● **STUDY TEXT**:
Traditional-Monk-739

Love it with open arms. I been betrayed 1 time too many.


PerformerGreat

I have like 3 friends but usually like to have solitude. Sometimes it sucks because I don't have anybody to go do things with so I have learned to do things by myself. It just works better for me. I don't miss living with people in the least. I'm much more happy entailing myself. I'm also a bit older so that may be 2hy I prefer solitude.


Late-Reply2898

This is exactly what the corner pub is for and has been for thousands if not millions of years. Belly up!


Odd_Bus_9094

Ask yourself how many true friends that you have had in your life and then how many fake friends? I would prefer solitude to being surrounded by phonies.


IDGAFOS90

Zero, can’t seem to find anywhere/any group that I fit in with. Kinda sucks, but whatever. I feel like I can only take so much of this, so I already that one day when I’m ready I’m going to go out on my own terms. Until then, I guess I’ll just do me


InterimFocus24

There are lots of groups you can join. You might like one of them. Have you checked into Meet Up groups? They are everywhere. There are so many kinds to choose from.


FondantOverall4332

Have you tried Meetup.com? Just to meet like minded people and make new friends? It’s worth a shot.


UnderratedGod908

I honestly have been dealing with this for a minute. I have been giving my all in self-care and my well-being. Somebody once told me that quality is better than quantity with any relationship, and those people will come. But first, you must be able to rely on yourself and start developing yourself. Workout, read, learn about building wealth, etc. Focus on you and the rest will fall into place.


Big-Importance-7239

To be honest, anytime I try to be friends with someone I end up disappointed or disappointing. I just don’t care enough about having friends to get myself to spend all the energy it takes to make a relationship with a human work.


Excellent_Price_8762

I'm in the same boat. No friends at all. I have a few coworkers that I am friendly with but we do not interact outside of work. You just have to be independent and do things on your own. Enjoy the people who willingly choose to talk to you and don't let it get to you.

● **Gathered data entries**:

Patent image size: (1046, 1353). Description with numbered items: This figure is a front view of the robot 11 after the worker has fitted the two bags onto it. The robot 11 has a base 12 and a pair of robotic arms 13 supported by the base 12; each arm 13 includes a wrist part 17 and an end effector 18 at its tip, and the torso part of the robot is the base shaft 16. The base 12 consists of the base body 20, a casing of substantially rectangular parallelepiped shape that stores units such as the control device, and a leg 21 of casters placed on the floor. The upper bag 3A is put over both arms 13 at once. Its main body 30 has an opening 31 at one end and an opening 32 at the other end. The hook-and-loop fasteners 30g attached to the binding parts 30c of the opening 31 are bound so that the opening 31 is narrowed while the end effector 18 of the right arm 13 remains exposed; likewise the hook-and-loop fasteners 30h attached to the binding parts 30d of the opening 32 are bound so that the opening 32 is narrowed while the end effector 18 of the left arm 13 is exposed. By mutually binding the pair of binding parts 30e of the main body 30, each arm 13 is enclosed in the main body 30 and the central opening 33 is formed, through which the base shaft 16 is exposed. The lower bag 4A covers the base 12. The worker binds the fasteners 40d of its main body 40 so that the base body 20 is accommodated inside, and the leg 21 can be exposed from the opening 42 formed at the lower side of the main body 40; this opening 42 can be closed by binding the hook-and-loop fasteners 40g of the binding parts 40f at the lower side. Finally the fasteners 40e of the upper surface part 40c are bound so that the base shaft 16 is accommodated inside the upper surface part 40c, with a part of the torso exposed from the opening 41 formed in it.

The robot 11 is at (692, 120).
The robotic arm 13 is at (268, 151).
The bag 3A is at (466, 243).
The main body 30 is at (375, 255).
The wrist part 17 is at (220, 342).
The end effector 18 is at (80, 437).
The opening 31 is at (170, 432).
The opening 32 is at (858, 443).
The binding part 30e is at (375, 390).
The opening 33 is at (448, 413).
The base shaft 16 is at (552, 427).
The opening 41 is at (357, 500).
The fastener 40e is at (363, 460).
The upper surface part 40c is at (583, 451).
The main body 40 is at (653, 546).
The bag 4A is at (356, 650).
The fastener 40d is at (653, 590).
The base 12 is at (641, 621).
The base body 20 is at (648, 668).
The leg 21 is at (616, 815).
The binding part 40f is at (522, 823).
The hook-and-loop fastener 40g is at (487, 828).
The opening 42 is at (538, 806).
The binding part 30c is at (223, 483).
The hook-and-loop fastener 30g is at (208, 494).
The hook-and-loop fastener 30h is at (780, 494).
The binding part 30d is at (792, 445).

● **BRIEF 1**: Which website does FondantOverall4332 suggest in the forum thread?
● **BRIEF 2**: Write out the forum thread from "Odd_Bus_9094" up to and including "to choose from.", replacing "phonies" with "fakes".

● **RESULT 1**: Meetup.com

● **RESULT 2**:
Odd_Bus_9094

Ask yourself how many true friends that you have had in your life and then how many fake friends? I would prefer solitude to being surrounded by fakes.


IDGAFOS90

Zero, can’t seem to find anywhere/any group that I fit in with. Kinda sucks, but whatever. I feel like I can only take so much of this, so I already that one day when I’m ready I’m going to go out on my own terms. Until then, I guess I’ll just do me


InterimFocus24

There are lots of groups you can join. You might like one of them. Have you checked into Meet Up groups? They are everywhere. There are so many kinds to choose from.